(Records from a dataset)
——

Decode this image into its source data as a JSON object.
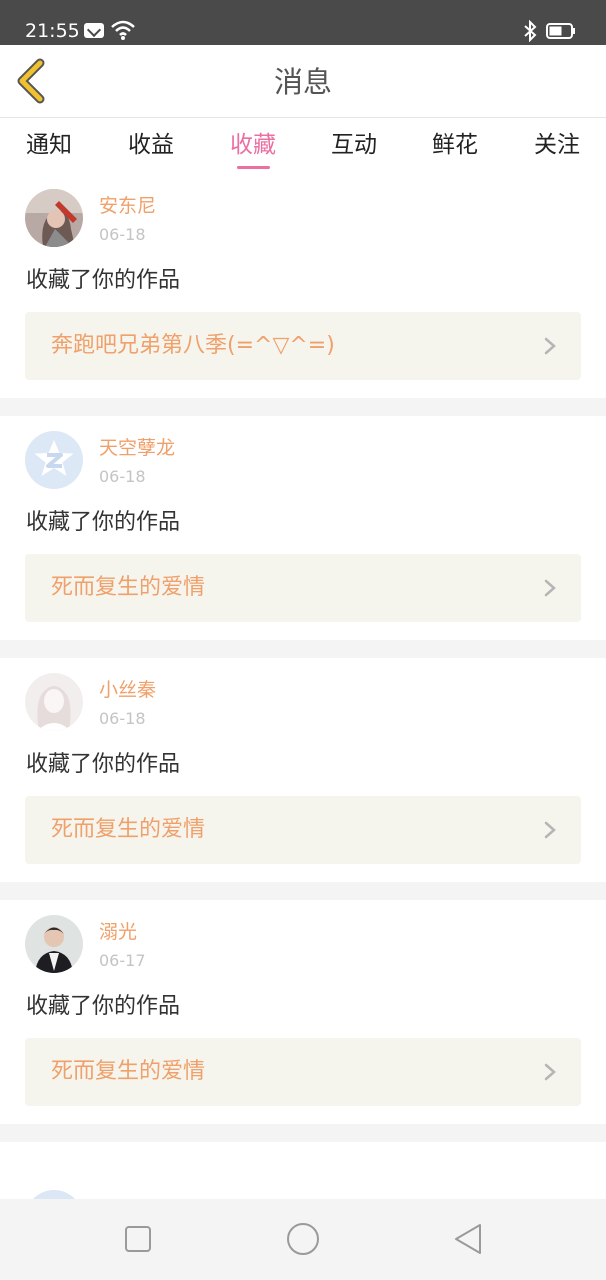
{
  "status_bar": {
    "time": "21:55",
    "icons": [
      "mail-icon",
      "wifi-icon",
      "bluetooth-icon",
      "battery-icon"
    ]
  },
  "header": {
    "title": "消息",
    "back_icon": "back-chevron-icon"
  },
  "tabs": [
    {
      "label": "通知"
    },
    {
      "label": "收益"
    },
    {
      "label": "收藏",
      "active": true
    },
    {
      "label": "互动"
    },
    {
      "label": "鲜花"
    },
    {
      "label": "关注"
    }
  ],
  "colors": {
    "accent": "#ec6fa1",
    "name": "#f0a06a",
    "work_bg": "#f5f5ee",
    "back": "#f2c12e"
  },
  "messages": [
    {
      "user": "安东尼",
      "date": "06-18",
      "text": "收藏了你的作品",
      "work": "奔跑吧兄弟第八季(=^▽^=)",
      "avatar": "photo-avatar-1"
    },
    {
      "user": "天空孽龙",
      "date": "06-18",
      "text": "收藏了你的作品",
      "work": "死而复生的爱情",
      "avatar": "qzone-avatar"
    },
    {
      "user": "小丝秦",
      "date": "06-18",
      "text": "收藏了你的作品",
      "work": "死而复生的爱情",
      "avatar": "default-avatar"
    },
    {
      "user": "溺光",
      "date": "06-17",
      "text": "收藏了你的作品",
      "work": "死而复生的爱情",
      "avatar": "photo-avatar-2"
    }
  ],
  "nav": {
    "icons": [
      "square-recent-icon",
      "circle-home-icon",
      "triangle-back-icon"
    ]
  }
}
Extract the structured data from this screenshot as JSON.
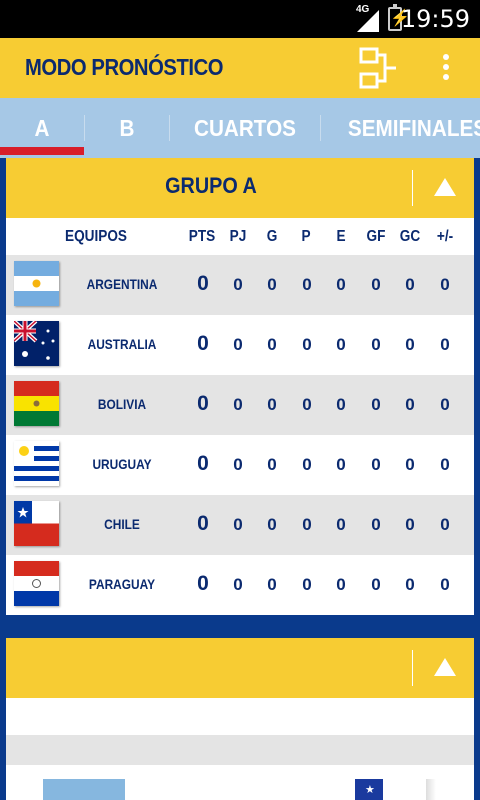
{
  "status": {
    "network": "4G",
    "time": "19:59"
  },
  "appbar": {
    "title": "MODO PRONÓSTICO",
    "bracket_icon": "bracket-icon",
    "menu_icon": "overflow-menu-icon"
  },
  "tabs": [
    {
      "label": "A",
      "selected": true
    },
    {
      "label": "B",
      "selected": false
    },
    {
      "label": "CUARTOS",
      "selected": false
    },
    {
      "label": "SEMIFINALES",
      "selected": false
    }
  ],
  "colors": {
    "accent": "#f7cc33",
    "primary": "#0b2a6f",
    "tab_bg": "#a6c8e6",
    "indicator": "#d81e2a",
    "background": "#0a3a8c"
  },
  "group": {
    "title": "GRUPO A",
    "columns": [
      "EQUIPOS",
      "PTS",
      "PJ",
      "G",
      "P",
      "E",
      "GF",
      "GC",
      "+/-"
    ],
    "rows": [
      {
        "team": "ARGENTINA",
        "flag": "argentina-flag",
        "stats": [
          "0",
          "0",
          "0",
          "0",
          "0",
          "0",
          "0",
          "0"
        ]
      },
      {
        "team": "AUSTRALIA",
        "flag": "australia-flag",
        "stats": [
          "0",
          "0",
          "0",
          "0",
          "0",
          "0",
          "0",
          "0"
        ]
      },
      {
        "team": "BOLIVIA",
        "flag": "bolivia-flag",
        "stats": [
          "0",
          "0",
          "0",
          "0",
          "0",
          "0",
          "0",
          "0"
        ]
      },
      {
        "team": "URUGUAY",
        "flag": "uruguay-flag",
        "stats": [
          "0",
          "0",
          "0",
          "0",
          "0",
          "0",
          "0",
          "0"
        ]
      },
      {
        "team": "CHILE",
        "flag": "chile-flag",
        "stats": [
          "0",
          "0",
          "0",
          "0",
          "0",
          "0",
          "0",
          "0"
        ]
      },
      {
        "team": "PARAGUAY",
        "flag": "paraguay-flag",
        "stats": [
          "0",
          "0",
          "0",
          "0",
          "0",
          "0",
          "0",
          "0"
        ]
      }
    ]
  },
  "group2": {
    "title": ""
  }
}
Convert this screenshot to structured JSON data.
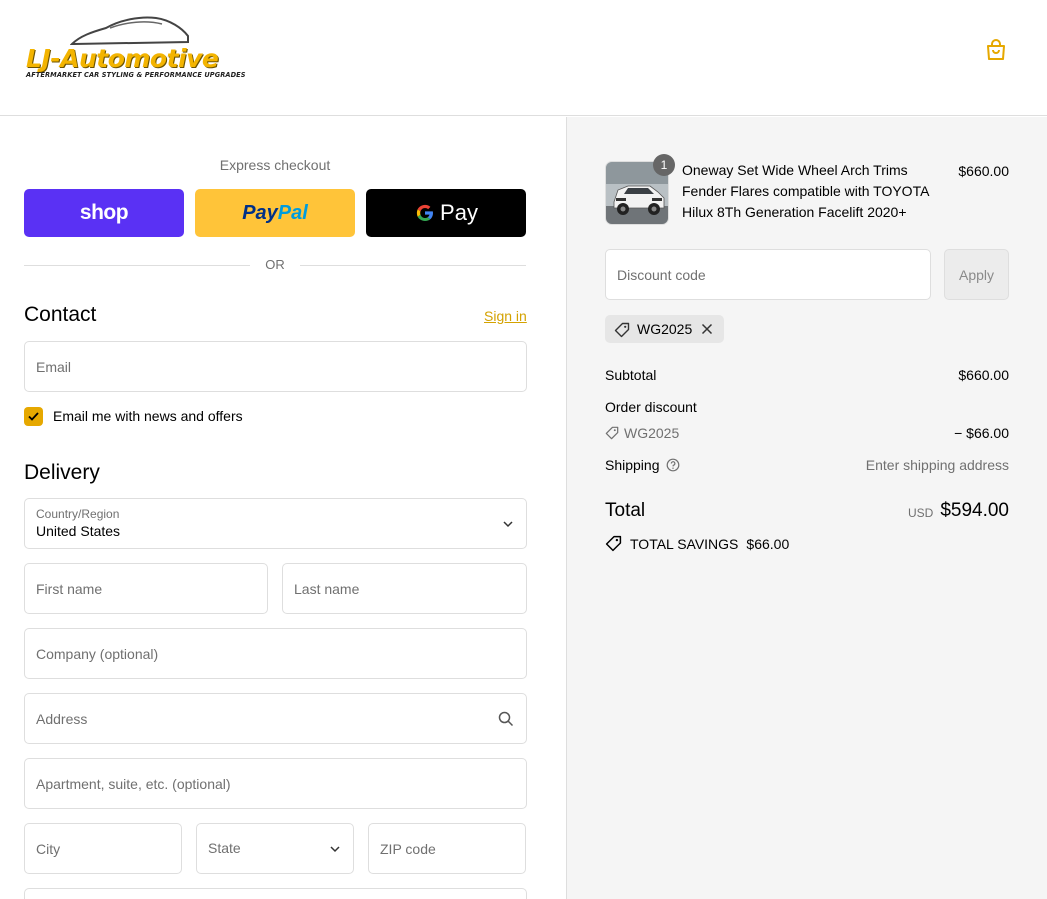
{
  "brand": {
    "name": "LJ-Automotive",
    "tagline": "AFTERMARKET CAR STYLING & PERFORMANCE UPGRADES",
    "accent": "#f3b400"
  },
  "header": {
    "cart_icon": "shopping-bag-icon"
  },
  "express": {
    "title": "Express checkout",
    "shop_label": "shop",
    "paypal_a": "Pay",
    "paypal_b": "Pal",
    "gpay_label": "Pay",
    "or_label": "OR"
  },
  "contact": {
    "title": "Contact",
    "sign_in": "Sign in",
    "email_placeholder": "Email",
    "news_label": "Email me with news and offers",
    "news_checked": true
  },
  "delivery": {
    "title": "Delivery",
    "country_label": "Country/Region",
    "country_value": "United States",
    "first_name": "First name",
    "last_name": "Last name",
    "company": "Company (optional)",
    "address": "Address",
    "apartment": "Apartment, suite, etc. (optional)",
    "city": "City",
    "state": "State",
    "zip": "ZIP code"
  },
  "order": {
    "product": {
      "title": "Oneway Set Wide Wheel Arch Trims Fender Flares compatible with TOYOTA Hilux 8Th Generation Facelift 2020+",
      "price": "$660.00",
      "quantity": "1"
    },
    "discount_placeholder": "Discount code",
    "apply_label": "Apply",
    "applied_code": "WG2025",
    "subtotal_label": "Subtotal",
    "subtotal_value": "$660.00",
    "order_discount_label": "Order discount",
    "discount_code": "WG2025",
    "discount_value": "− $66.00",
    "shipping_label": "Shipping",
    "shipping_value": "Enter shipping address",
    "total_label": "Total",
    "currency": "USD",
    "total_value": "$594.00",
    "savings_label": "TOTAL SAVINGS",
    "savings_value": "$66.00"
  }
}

——

**Set task**
In the entries above, find each line with the word "address" and copy it.

**Result for this task**
    "address": "Address",
    "shipping_value": "Enter shipping address",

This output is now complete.